_Exercise aim_: Take every line from the material that has the word "heading" in it.

_Data in this exercise_:
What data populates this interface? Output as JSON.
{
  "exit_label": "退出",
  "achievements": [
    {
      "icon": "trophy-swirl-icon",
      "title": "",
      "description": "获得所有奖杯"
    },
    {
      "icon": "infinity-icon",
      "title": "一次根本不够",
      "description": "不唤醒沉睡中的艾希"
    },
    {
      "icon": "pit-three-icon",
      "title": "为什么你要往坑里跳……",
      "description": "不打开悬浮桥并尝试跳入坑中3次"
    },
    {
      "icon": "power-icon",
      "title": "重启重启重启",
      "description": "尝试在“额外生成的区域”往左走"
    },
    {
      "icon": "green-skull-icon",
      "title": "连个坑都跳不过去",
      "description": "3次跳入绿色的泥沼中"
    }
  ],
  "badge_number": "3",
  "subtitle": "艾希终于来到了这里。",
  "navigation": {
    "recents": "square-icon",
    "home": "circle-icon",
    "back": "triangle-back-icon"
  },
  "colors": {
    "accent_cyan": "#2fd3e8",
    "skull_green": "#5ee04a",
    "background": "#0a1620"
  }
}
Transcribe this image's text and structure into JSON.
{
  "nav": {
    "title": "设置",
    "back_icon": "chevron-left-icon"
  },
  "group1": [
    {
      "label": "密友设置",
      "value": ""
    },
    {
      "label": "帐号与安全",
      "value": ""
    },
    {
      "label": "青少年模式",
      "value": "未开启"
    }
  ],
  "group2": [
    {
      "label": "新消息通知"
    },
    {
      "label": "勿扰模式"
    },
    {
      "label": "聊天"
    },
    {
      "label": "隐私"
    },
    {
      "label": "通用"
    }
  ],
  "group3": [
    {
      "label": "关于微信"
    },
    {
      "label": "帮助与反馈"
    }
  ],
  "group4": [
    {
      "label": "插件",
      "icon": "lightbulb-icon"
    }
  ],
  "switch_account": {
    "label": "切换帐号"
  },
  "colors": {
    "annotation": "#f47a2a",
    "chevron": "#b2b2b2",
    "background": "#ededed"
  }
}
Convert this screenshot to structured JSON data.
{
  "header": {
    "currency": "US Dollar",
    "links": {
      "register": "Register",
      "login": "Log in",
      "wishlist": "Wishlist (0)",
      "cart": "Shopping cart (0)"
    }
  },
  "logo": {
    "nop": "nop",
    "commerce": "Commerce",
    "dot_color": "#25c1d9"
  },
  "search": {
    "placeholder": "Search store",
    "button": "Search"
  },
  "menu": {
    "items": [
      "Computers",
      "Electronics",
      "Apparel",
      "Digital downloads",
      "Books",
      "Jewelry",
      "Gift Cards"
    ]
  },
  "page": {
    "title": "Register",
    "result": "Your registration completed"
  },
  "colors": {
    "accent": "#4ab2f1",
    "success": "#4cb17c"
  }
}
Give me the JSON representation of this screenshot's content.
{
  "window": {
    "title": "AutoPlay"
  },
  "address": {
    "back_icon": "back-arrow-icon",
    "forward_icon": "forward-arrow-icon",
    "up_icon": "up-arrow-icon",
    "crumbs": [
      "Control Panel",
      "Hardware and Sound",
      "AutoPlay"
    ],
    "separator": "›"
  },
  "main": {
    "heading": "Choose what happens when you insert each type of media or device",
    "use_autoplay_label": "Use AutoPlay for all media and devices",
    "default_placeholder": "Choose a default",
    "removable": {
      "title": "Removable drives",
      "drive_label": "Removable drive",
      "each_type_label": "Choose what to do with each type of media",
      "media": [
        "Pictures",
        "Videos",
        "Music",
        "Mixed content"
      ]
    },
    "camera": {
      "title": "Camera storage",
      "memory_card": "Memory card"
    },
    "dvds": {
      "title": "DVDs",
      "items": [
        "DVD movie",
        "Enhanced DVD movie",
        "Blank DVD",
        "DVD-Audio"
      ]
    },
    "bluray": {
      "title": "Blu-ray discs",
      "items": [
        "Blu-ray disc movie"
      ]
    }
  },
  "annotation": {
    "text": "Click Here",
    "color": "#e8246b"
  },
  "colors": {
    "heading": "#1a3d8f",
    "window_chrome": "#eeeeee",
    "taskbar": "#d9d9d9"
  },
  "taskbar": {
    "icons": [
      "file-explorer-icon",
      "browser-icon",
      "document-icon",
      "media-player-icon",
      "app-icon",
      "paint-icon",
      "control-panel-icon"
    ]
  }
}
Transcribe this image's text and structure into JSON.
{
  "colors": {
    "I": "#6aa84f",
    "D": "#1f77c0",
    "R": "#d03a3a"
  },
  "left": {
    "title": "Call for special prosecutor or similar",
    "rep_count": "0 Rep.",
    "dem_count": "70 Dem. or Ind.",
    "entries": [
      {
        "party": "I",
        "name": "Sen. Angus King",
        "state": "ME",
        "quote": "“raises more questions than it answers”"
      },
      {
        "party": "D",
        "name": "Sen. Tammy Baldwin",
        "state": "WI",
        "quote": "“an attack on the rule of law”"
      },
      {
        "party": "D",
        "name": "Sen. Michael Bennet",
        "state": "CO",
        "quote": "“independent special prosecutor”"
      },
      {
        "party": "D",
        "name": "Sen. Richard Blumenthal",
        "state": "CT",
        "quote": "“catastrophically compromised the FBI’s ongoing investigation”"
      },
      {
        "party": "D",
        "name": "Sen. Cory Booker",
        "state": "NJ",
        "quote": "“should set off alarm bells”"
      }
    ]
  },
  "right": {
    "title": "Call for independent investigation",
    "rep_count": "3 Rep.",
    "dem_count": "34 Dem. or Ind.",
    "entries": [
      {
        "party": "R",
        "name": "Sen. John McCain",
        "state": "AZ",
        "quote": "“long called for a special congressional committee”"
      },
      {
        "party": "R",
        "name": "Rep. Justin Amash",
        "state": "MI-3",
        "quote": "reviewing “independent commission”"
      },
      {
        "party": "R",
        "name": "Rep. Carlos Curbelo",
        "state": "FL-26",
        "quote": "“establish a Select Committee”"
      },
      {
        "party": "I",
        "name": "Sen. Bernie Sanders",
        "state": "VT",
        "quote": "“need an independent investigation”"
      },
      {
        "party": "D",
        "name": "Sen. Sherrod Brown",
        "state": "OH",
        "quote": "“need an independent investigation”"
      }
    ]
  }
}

_Final answer_:
    "heading": "Choose what happens when you insert each type of media or device",
    "heading": "#1a3d8f",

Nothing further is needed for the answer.